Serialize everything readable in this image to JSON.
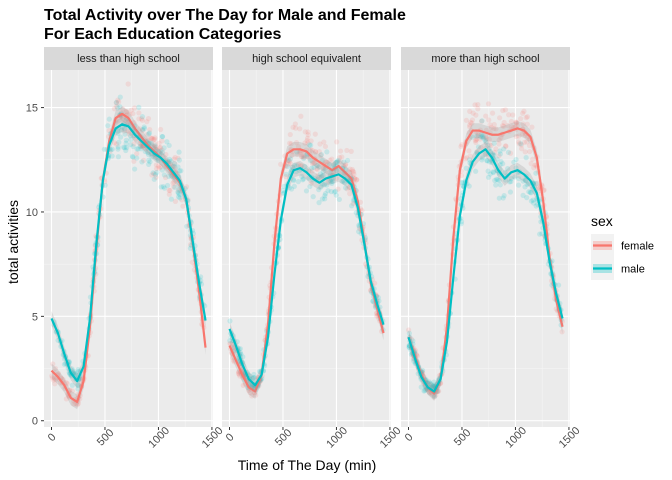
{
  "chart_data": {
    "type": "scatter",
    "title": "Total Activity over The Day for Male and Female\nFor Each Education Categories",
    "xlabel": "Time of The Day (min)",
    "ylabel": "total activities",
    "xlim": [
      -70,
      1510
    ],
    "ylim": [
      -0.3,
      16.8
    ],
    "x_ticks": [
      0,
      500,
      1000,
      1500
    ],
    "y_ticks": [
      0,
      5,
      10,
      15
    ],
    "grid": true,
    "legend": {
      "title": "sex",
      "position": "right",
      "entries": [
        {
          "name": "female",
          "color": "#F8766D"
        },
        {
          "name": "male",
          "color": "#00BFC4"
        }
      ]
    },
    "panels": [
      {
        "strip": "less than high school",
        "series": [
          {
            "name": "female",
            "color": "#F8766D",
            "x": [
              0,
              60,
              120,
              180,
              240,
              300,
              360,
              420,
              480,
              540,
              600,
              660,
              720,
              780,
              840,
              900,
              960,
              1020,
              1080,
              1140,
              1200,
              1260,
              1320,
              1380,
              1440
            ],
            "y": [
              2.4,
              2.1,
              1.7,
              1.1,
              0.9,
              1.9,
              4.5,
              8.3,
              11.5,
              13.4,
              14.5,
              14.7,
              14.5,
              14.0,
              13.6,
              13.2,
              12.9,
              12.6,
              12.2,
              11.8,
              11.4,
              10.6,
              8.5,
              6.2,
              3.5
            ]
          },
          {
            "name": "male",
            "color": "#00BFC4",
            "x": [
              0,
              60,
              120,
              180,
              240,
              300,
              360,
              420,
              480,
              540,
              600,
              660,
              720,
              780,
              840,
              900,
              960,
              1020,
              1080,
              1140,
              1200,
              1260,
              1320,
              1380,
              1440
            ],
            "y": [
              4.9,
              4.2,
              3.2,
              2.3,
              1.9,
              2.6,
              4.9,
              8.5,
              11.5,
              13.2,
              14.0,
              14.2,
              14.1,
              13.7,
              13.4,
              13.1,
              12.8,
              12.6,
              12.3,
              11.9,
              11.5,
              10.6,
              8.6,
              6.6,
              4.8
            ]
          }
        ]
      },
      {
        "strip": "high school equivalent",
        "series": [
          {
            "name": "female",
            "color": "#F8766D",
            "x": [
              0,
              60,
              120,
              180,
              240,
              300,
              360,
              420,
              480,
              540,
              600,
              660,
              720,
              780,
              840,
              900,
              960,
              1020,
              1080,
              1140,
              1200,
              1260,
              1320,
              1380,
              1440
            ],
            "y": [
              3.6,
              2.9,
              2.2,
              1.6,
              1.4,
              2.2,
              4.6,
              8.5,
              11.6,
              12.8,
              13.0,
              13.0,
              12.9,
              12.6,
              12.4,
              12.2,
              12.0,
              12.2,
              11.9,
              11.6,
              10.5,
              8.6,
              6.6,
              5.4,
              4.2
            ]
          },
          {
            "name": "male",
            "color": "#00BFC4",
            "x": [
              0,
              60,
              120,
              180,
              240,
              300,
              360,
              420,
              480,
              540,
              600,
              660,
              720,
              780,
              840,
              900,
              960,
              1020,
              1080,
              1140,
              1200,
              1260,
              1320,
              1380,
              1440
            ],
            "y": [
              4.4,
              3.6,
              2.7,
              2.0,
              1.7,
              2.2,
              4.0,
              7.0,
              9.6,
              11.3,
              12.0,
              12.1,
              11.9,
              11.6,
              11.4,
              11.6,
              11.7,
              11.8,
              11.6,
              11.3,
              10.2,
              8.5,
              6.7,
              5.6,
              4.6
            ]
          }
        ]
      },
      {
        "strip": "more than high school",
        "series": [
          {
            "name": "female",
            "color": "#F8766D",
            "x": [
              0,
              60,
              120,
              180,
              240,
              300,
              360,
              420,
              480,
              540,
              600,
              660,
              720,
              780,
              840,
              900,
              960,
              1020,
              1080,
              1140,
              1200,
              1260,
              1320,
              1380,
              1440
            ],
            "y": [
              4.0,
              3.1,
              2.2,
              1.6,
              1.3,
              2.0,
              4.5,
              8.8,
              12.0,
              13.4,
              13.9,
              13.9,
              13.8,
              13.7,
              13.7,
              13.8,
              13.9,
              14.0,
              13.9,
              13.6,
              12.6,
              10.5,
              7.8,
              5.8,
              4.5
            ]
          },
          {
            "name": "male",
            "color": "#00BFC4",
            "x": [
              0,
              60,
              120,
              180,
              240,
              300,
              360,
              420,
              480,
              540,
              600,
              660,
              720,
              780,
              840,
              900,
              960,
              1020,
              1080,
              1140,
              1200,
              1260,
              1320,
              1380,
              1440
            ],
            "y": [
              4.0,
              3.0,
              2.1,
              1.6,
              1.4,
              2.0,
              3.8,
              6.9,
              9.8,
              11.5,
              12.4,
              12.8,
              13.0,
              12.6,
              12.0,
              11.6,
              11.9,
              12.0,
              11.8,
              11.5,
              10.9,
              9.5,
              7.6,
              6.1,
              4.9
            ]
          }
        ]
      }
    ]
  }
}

◇ ◇ ◇ ◇ ◇ ◇ ◇

Above are the records; reproduce them exactly and leave out the pictures.

Serialize everything readable in this image to JSON.
{
  "chart_data": {
    "type": "scatter",
    "title": "Total Activity over The Day for Male and Female\nFor Each Education Categories",
    "xlabel": "Time of The Day (min)",
    "ylabel": "total activities",
    "xlim": [
      -70,
      1510
    ],
    "ylim": [
      -0.3,
      16.8
    ],
    "x_ticks": [
      0,
      500,
      1000,
      1500
    ],
    "y_ticks": [
      0,
      5,
      10,
      15
    ],
    "grid": true,
    "legend": {
      "title": "sex",
      "position": "right",
      "entries": [
        {
          "name": "female",
          "color": "#F8766D"
        },
        {
          "name": "male",
          "color": "#00BFC4"
        }
      ]
    },
    "panels": [
      {
        "strip": "less than high school",
        "series": [
          {
            "name": "female",
            "color": "#F8766D",
            "x": [
              0,
              60,
              120,
              180,
              240,
              300,
              360,
              420,
              480,
              540,
              600,
              660,
              720,
              780,
              840,
              900,
              960,
              1020,
              1080,
              1140,
              1200,
              1260,
              1320,
              1380,
              1440
            ],
            "y": [
              2.4,
              2.1,
              1.7,
              1.1,
              0.9,
              1.9,
              4.5,
              8.3,
              11.5,
              13.4,
              14.5,
              14.7,
              14.5,
              14.0,
              13.6,
              13.2,
              12.9,
              12.6,
              12.2,
              11.8,
              11.4,
              10.6,
              8.5,
              6.2,
              3.5
            ]
          },
          {
            "name": "male",
            "color": "#00BFC4",
            "x": [
              0,
              60,
              120,
              180,
              240,
              300,
              360,
              420,
              480,
              540,
              600,
              660,
              720,
              780,
              840,
              900,
              960,
              1020,
              1080,
              1140,
              1200,
              1260,
              1320,
              1380,
              1440
            ],
            "y": [
              4.9,
              4.2,
              3.2,
              2.3,
              1.9,
              2.6,
              4.9,
              8.5,
              11.5,
              13.2,
              14.0,
              14.2,
              14.1,
              13.7,
              13.4,
              13.1,
              12.8,
              12.6,
              12.3,
              11.9,
              11.5,
              10.6,
              8.6,
              6.6,
              4.8
            ]
          }
        ]
      },
      {
        "strip": "high school equivalent",
        "series": [
          {
            "name": "female",
            "color": "#F8766D",
            "x": [
              0,
              60,
              120,
              180,
              240,
              300,
              360,
              420,
              480,
              540,
              600,
              660,
              720,
              780,
              840,
              900,
              960,
              1020,
              1080,
              1140,
              1200,
              1260,
              1320,
              1380,
              1440
            ],
            "y": [
              3.6,
              2.9,
              2.2,
              1.6,
              1.4,
              2.2,
              4.6,
              8.5,
              11.6,
              12.8,
              13.0,
              13.0,
              12.9,
              12.6,
              12.4,
              12.2,
              12.0,
              12.2,
              11.9,
              11.6,
              10.5,
              8.6,
              6.6,
              5.4,
              4.2
            ]
          },
          {
            "name": "male",
            "color": "#00BFC4",
            "x": [
              0,
              60,
              120,
              180,
              240,
              300,
              360,
              420,
              480,
              540,
              600,
              660,
              720,
              780,
              840,
              900,
              960,
              1020,
              1080,
              1140,
              1200,
              1260,
              1320,
              1380,
              1440
            ],
            "y": [
              4.4,
              3.6,
              2.7,
              2.0,
              1.7,
              2.2,
              4.0,
              7.0,
              9.6,
              11.3,
              12.0,
              12.1,
              11.9,
              11.6,
              11.4,
              11.6,
              11.7,
              11.8,
              11.6,
              11.3,
              10.2,
              8.5,
              6.7,
              5.6,
              4.6
            ]
          }
        ]
      },
      {
        "strip": "more than high school",
        "series": [
          {
            "name": "female",
            "color": "#F8766D",
            "x": [
              0,
              60,
              120,
              180,
              240,
              300,
              360,
              420,
              480,
              540,
              600,
              660,
              720,
              780,
              840,
              900,
              960,
              1020,
              1080,
              1140,
              1200,
              1260,
              1320,
              1380,
              1440
            ],
            "y": [
              4.0,
              3.1,
              2.2,
              1.6,
              1.3,
              2.0,
              4.5,
              8.8,
              12.0,
              13.4,
              13.9,
              13.9,
              13.8,
              13.7,
              13.7,
              13.8,
              13.9,
              14.0,
              13.9,
              13.6,
              12.6,
              10.5,
              7.8,
              5.8,
              4.5
            ]
          },
          {
            "name": "male",
            "color": "#00BFC4",
            "x": [
              0,
              60,
              120,
              180,
              240,
              300,
              360,
              420,
              480,
              540,
              600,
              660,
              720,
              780,
              840,
              900,
              960,
              1020,
              1080,
              1140,
              1200,
              1260,
              1320,
              1380,
              1440
            ],
            "y": [
              4.0,
              3.0,
              2.1,
              1.6,
              1.4,
              2.0,
              3.8,
              6.9,
              9.8,
              11.5,
              12.4,
              12.8,
              13.0,
              12.6,
              12.0,
              11.6,
              11.9,
              12.0,
              11.8,
              11.5,
              10.9,
              9.5,
              7.6,
              6.1,
              4.9
            ]
          }
        ]
      }
    ]
  }
}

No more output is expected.